■ Exercise instructions
Reproduce the records below in their entirety, character for character.

■ Input

● ● ● ●

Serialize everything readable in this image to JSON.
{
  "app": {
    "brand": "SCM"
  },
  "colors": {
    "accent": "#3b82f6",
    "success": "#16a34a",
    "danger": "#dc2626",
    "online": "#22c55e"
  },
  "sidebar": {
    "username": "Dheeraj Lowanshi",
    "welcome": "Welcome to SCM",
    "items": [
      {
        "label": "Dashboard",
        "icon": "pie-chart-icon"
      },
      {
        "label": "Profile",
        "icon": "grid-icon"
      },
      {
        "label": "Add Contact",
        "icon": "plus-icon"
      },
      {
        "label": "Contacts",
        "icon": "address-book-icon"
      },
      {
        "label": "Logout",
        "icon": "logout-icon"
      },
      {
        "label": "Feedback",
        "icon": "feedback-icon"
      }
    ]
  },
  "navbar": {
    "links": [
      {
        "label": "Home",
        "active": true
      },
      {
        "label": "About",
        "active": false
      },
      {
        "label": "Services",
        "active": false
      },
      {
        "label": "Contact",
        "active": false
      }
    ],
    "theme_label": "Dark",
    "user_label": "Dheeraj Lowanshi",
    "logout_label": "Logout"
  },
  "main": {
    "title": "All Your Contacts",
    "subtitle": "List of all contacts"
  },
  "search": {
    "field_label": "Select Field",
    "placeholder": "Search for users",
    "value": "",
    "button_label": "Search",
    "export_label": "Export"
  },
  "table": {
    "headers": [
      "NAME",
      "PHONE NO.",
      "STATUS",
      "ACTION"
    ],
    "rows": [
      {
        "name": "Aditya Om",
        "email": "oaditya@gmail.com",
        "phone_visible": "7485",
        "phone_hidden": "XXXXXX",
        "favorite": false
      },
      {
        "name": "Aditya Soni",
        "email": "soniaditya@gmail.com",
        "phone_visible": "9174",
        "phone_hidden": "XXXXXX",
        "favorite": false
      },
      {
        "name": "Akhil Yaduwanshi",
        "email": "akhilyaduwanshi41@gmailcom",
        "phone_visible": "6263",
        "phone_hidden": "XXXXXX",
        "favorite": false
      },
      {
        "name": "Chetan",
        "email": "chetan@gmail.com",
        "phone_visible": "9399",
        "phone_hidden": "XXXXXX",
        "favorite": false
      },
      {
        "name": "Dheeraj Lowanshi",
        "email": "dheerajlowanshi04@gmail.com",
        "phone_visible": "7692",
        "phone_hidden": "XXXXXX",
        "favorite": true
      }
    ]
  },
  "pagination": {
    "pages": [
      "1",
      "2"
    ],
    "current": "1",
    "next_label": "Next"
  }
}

● ● ● ●

■ The output
Serialize everything readable in this image to JSON.
{
  "app": {
    "brand": "SCM"
  },
  "colors": {
    "accent": "#3b82f6",
    "success": "#16a34a",
    "danger": "#dc2626",
    "online": "#22c55e"
  },
  "sidebar": {
    "username": "Dheeraj Lowanshi",
    "welcome": "Welcome to SCM",
    "items": [
      {
        "label": "Dashboard",
        "icon": "pie-chart-icon"
      },
      {
        "label": "Profile",
        "icon": "grid-icon"
      },
      {
        "label": "Add Contact",
        "icon": "plus-icon"
      },
      {
        "label": "Contacts",
        "icon": "address-book-icon"
      },
      {
        "label": "Logout",
        "icon": "logout-icon"
      },
      {
        "label": "Feedback",
        "icon": "feedback-icon"
      }
    ]
  },
  "navbar": {
    "links": [
      {
        "label": "Home",
        "active": true
      },
      {
        "label": "About",
        "active": false
      },
      {
        "label": "Services",
        "active": false
      },
      {
        "label": "Contact",
        "active": false
      }
    ],
    "theme_label": "Dark",
    "user_label": "Dheeraj Lowanshi",
    "logout_label": "Logout"
  },
  "main": {
    "title": "All Your Contacts",
    "subtitle": "List of all contacts"
  },
  "search": {
    "field_label": "Select Field",
    "placeholder": "Search for users",
    "value": "",
    "button_label": "Search",
    "export_label": "Export"
  },
  "table": {
    "headers": [
      "NAME",
      "PHONE NO.",
      "STATUS",
      "ACTION"
    ],
    "rows": [
      {
        "name": "Aditya Om",
        "email": "oaditya@gmail.com",
        "phone_visible": "7485",
        "phone_hidden": "XXXXXX",
        "favorite": false
      },
      {
        "name": "Aditya Soni",
        "email": "soniaditya@gmail.com",
        "phone_visible": "9174",
        "phone_hidden": "XXXXXX",
        "favorite": false
      },
      {
        "name": "Akhil Yaduwanshi",
        "email": "akhilyaduwanshi41@gmailcom",
        "phone_visible": "6263",
        "phone_hidden": "XXXXXX",
        "favorite": false
      },
      {
        "name": "Chetan",
        "email": "chetan@gmail.com",
        "phone_visible": "9399",
        "phone_hidden": "XXXXXX",
        "favorite": false
      },
      {
        "name": "Dheeraj Lowanshi",
        "email": "dheerajlowanshi04@gmail.com",
        "phone_visible": "7692",
        "phone_hidden": "XXXXXX",
        "favorite": true
      }
    ]
  },
  "pagination": {
    "pages": [
      "1",
      "2"
    ],
    "current": "1",
    "next_label": "Next"
  }
}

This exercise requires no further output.